■ SHORT EXERCISE
Lines that include the word "JSON" are the ones to copy.

Figure content listings
---------------

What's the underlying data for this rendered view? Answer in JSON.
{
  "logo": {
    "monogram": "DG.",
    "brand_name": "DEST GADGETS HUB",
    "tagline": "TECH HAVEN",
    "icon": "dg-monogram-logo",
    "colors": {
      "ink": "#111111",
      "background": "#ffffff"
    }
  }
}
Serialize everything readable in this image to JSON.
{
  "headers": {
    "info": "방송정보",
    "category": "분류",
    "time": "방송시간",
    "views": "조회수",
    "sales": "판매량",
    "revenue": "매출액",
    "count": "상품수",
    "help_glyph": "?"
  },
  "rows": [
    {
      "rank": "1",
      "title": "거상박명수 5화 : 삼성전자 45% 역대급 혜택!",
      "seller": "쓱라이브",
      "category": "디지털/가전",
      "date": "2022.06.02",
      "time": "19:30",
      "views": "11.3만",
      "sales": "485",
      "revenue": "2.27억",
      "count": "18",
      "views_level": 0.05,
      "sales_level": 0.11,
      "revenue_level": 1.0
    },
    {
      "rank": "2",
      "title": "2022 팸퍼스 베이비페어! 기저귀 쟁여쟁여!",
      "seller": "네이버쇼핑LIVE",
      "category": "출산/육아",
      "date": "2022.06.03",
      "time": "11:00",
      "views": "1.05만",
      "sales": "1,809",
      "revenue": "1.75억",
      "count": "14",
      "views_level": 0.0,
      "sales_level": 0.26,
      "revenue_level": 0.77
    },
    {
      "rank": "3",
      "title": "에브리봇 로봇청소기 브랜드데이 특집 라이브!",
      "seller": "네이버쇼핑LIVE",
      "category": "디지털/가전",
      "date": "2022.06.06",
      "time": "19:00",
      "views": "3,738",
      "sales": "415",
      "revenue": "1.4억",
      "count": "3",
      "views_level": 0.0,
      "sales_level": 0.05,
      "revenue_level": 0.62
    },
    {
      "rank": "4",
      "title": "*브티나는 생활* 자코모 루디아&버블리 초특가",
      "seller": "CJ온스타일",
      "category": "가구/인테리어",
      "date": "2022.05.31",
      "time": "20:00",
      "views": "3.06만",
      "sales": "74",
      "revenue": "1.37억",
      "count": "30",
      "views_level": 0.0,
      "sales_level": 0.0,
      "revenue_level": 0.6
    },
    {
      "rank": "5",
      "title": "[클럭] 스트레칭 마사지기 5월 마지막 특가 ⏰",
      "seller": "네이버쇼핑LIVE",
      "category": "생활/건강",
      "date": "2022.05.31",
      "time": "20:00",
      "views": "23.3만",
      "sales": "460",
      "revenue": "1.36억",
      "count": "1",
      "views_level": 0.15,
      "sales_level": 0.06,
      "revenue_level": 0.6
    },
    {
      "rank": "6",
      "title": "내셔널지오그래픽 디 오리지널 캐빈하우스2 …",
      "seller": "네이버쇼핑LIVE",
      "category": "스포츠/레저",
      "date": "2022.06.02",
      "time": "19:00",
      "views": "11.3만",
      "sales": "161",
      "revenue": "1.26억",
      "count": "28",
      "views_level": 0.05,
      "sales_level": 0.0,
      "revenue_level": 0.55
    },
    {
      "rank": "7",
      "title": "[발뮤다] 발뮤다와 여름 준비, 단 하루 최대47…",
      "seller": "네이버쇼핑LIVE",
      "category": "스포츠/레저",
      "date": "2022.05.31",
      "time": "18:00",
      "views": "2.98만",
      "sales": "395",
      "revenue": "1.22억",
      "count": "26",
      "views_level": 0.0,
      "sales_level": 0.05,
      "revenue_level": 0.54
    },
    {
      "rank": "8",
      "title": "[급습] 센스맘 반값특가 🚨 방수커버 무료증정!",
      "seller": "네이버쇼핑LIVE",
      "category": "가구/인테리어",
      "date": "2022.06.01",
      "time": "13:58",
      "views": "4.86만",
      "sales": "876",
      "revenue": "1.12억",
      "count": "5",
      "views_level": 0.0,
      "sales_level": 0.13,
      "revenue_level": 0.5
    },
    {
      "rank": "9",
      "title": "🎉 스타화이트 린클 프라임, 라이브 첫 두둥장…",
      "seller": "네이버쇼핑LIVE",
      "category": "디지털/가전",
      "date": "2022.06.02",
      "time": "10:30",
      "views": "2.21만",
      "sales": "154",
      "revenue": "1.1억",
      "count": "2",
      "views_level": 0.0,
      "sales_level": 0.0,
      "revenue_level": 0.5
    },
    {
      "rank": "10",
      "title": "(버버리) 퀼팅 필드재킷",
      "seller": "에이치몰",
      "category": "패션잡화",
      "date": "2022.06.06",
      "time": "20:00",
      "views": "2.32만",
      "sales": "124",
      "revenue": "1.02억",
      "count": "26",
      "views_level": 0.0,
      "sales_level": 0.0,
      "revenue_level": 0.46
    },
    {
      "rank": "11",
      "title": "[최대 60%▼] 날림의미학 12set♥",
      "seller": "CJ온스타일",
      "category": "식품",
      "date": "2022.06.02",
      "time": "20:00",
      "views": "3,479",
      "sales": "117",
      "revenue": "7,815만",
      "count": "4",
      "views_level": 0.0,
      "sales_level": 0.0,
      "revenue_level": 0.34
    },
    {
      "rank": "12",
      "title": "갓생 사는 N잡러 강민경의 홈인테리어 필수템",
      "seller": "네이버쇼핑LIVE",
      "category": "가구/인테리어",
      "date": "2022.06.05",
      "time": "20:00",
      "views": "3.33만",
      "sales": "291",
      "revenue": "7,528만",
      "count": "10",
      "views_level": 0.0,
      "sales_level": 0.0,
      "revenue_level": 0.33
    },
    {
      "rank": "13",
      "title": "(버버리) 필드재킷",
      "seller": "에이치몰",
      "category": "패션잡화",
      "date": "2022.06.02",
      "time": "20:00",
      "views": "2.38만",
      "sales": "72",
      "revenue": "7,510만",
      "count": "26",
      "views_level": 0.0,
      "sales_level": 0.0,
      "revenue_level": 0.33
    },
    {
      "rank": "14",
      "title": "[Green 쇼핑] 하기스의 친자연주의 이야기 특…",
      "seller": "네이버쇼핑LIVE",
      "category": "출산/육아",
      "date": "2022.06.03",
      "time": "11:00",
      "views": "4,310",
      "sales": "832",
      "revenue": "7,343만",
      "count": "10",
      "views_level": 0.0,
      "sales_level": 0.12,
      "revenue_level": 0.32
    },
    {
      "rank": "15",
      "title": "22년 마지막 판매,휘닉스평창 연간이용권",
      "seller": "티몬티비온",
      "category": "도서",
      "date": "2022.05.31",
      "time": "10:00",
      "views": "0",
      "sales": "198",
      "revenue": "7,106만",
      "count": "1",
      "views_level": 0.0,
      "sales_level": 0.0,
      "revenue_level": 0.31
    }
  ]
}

---------------

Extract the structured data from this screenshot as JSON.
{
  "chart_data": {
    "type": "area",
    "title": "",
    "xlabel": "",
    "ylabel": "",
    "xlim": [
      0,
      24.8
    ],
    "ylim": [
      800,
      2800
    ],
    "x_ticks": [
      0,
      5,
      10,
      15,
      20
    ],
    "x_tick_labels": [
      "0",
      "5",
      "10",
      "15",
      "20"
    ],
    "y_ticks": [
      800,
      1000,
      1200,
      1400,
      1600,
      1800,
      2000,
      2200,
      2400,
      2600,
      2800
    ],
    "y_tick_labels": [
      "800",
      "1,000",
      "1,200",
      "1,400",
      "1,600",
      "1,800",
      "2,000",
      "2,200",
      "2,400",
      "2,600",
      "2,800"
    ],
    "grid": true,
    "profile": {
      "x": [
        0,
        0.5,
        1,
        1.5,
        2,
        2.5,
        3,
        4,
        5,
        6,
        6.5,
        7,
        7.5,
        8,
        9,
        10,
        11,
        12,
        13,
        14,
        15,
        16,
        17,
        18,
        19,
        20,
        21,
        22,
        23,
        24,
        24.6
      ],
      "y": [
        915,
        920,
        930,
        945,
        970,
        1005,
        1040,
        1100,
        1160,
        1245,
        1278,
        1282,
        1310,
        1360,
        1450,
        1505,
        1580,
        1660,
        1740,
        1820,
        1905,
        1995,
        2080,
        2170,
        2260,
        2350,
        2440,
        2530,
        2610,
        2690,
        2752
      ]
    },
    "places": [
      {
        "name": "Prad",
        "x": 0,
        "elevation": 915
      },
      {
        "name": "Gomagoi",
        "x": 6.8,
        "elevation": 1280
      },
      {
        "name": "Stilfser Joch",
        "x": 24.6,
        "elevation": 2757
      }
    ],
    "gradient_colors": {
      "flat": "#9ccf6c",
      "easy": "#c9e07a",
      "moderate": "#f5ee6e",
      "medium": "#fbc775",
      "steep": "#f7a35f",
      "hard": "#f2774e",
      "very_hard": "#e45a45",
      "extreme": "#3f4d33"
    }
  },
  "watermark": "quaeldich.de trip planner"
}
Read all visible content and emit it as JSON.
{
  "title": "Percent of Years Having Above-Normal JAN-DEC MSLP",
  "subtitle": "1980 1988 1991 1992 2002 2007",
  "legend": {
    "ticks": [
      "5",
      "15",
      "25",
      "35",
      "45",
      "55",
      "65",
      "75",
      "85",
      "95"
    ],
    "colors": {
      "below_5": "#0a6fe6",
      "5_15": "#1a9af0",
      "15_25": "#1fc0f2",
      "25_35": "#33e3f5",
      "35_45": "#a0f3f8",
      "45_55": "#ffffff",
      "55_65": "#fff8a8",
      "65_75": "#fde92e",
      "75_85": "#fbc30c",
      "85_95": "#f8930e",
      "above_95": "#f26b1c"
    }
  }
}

---------------

■ TASK RESPONSE
What's the underlying data for this rendered view? Answer in JSON.
Serialize everything readable in this image to JSON.
Extract the structured data from this screenshot as JSON.
Read all visible content and emit it as JSON.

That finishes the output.